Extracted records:
------------------------

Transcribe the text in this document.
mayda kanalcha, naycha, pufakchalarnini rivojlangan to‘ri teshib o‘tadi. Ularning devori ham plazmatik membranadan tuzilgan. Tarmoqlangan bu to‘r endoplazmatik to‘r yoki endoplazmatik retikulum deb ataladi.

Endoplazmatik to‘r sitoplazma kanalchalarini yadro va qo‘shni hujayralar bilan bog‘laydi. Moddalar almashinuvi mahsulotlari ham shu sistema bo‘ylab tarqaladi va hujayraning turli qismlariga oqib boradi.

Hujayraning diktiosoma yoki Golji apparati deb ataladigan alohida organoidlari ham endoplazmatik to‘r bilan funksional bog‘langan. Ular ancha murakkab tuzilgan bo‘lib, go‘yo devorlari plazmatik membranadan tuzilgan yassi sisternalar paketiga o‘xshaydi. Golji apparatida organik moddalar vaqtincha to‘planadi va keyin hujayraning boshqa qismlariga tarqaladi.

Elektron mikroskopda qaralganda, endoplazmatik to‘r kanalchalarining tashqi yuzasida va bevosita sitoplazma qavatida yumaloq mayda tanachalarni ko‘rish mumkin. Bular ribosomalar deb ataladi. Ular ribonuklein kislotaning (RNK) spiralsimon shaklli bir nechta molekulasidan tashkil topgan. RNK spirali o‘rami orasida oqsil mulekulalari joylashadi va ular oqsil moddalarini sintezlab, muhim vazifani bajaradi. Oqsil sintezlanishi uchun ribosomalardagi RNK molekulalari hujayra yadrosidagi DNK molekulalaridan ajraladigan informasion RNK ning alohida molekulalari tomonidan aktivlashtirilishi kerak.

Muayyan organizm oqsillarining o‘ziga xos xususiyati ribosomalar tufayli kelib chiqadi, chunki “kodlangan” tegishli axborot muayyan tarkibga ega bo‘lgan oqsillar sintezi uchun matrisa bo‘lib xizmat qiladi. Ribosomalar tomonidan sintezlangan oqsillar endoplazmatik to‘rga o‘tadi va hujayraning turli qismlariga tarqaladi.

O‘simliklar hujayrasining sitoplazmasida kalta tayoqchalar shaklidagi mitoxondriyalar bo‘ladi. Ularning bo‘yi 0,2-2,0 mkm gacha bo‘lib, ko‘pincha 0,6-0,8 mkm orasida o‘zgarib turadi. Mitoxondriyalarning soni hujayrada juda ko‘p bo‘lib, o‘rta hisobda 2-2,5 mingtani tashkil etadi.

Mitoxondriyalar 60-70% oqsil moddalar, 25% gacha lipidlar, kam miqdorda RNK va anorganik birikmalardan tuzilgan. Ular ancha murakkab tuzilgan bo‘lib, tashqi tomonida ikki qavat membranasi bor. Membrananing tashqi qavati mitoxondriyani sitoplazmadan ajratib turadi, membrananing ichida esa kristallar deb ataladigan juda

------------------------

_PROMPT_
Look for "Ularning" and pull out every line that has it.

_RESULT OF THIS TASK_
mayda kanalcha, naycha, pufakchalarnini rivojlangan to‘ri teshib o‘tadi. Ularning devori ham plazmatik membranadan tuzilgan. Tarmoqlangan bu to‘r endoplazmatik to‘r yoki endoplazmatik retikulum deb ataladi.
O‘simliklar hujayrasining sitoplazmasida kalta tayoqchalar shaklidagi mitoxondriyalar bo‘ladi. Ularning bo‘yi 0,2-2,0 mkm gacha bo‘lib, ko‘pincha 0,6-0,8 mkm orasida o‘zgarib turadi. Mitoxondriyalarning soni hujayrada juda ko‘p bo‘lib, o‘rta hisobda 2-2,5 mingtani tashkil etadi.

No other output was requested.